> **GIVEN EXERCISE**
Transcribe the material in full. Nothing should differ except that the pictures are left out.

Items from a figure collection:
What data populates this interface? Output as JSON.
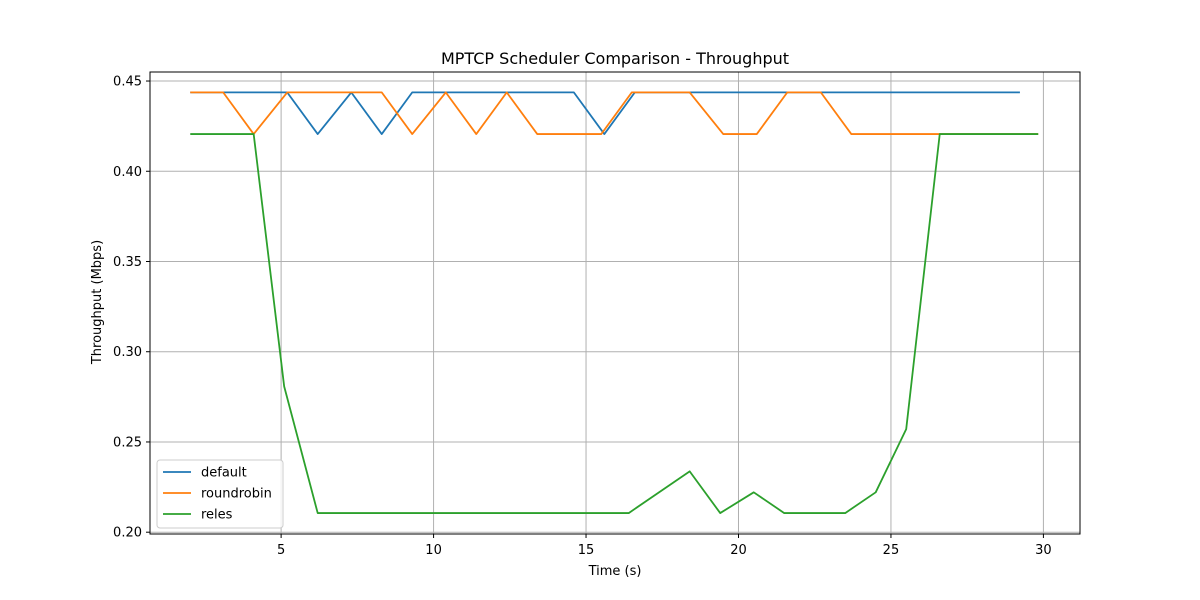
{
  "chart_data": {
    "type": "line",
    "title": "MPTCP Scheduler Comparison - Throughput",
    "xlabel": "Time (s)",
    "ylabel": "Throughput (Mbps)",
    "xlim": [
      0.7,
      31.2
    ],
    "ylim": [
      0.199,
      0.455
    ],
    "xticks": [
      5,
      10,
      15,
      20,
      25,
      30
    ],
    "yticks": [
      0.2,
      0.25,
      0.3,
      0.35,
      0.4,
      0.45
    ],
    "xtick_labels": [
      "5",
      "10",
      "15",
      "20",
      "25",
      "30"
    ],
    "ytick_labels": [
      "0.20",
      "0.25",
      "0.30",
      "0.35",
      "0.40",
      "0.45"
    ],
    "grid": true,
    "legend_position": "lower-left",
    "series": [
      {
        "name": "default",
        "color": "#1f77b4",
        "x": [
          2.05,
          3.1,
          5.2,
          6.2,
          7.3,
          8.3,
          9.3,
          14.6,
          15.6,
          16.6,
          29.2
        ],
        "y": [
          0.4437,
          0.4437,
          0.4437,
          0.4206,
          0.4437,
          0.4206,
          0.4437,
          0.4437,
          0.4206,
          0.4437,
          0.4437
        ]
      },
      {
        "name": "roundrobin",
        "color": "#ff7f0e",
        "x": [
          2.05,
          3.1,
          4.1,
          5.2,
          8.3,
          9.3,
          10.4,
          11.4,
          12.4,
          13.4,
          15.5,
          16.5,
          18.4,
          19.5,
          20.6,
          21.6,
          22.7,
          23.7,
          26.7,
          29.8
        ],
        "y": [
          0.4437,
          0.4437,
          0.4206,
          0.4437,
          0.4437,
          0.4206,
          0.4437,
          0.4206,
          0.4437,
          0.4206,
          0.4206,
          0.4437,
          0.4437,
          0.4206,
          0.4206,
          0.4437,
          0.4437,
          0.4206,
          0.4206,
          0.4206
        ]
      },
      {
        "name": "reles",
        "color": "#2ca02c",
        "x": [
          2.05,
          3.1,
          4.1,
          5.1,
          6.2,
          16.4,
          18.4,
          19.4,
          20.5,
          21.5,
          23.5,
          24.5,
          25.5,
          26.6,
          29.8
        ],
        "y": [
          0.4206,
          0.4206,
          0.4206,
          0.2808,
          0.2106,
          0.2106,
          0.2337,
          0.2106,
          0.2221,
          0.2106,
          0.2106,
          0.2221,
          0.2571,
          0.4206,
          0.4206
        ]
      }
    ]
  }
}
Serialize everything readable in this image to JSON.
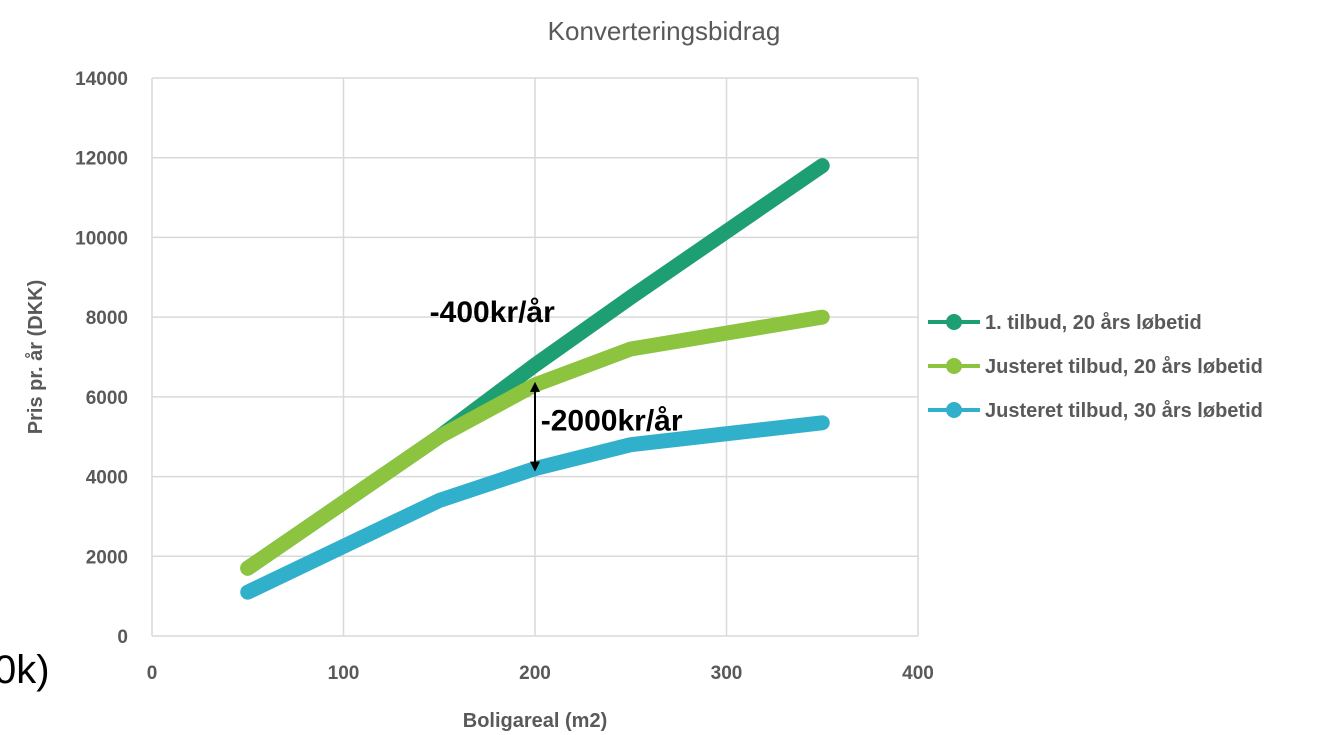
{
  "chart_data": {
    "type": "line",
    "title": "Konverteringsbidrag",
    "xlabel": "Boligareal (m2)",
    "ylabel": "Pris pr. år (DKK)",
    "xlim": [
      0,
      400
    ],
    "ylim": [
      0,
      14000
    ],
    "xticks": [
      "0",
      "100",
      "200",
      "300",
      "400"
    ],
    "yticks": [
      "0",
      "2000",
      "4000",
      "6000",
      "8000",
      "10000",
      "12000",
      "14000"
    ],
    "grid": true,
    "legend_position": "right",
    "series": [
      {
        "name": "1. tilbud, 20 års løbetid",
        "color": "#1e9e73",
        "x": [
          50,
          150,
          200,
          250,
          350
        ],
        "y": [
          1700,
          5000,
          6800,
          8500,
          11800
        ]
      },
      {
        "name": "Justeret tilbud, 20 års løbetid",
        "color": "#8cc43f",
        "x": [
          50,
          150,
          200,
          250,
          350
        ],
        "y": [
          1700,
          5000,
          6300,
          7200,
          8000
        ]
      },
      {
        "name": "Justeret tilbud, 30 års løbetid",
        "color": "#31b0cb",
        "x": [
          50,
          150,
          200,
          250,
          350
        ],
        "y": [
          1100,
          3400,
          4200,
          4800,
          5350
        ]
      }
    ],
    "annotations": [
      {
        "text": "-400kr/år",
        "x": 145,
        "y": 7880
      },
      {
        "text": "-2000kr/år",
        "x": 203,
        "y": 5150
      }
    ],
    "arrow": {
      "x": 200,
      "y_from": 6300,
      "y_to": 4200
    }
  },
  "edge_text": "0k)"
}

> **RESPONSE TO THIS TASK**
What data populates this interface? Output as JSON.
{
  "chart_data": {
    "type": "line",
    "title": "MPTCP Scheduler Comparison - Throughput",
    "xlabel": "Time (s)",
    "ylabel": "Throughput (Mbps)",
    "xlim": [
      0.7,
      31.2
    ],
    "ylim": [
      0.199,
      0.455
    ],
    "xticks": [
      5,
      10,
      15,
      20,
      25,
      30
    ],
    "yticks": [
      0.2,
      0.25,
      0.3,
      0.35,
      0.4,
      0.45
    ],
    "xtick_labels": [
      "5",
      "10",
      "15",
      "20",
      "25",
      "30"
    ],
    "ytick_labels": [
      "0.20",
      "0.25",
      "0.30",
      "0.35",
      "0.40",
      "0.45"
    ],
    "grid": true,
    "legend_position": "lower-left",
    "series": [
      {
        "name": "default",
        "color": "#1f77b4",
        "x": [
          2.05,
          3.1,
          5.2,
          6.2,
          7.3,
          8.3,
          9.3,
          14.6,
          15.6,
          16.6,
          29.2
        ],
        "y": [
          0.4437,
          0.4437,
          0.4437,
          0.4206,
          0.4437,
          0.4206,
          0.4437,
          0.4437,
          0.4206,
          0.4437,
          0.4437
        ]
      },
      {
        "name": "roundrobin",
        "color": "#ff7f0e",
        "x": [
          2.05,
          3.1,
          4.1,
          5.2,
          8.3,
          9.3,
          10.4,
          11.4,
          12.4,
          13.4,
          15.5,
          16.5,
          18.4,
          19.5,
          20.6,
          21.6,
          22.7,
          23.7,
          26.7,
          29.8
        ],
        "y": [
          0.4437,
          0.4437,
          0.4206,
          0.4437,
          0.4437,
          0.4206,
          0.4437,
          0.4206,
          0.4437,
          0.4206,
          0.4206,
          0.4437,
          0.4437,
          0.4206,
          0.4206,
          0.4437,
          0.4437,
          0.4206,
          0.4206,
          0.4206
        ]
      },
      {
        "name": "reles",
        "color": "#2ca02c",
        "x": [
          2.05,
          3.1,
          4.1,
          5.1,
          6.2,
          16.4,
          18.4,
          19.4,
          20.5,
          21.5,
          23.5,
          24.5,
          25.5,
          26.6,
          29.8
        ],
        "y": [
          0.4206,
          0.4206,
          0.4206,
          0.2808,
          0.2106,
          0.2106,
          0.2337,
          0.2106,
          0.2221,
          0.2106,
          0.2106,
          0.2221,
          0.2571,
          0.4206,
          0.4206
        ]
      }
    ]
  }
}
Serialize everything readable in this image to JSON.
{
  "chart_data": {
    "type": "line",
    "title": "Konverteringsbidrag",
    "xlabel": "Boligareal (m2)",
    "ylabel": "Pris pr. år (DKK)",
    "xlim": [
      0,
      400
    ],
    "ylim": [
      0,
      14000
    ],
    "xticks": [
      "0",
      "100",
      "200",
      "300",
      "400"
    ],
    "yticks": [
      "0",
      "2000",
      "4000",
      "6000",
      "8000",
      "10000",
      "12000",
      "14000"
    ],
    "grid": true,
    "legend_position": "right",
    "series": [
      {
        "name": "1. tilbud, 20 års løbetid",
        "color": "#1e9e73",
        "x": [
          50,
          150,
          200,
          250,
          350
        ],
        "y": [
          1700,
          5000,
          6800,
          8500,
          11800
        ]
      },
      {
        "name": "Justeret tilbud, 20 års løbetid",
        "color": "#8cc43f",
        "x": [
          50,
          150,
          200,
          250,
          350
        ],
        "y": [
          1700,
          5000,
          6300,
          7200,
          8000
        ]
      },
      {
        "name": "Justeret tilbud, 30 års løbetid",
        "color": "#31b0cb",
        "x": [
          50,
          150,
          200,
          250,
          350
        ],
        "y": [
          1100,
          3400,
          4200,
          4800,
          5350
        ]
      }
    ],
    "annotations": [
      {
        "text": "-400kr/år",
        "x": 145,
        "y": 7880
      },
      {
        "text": "-2000kr/år",
        "x": 203,
        "y": 5150
      }
    ],
    "arrow": {
      "x": 200,
      "y_from": 6300,
      "y_to": 4200
    }
  },
  "edge_text": "0k)"
}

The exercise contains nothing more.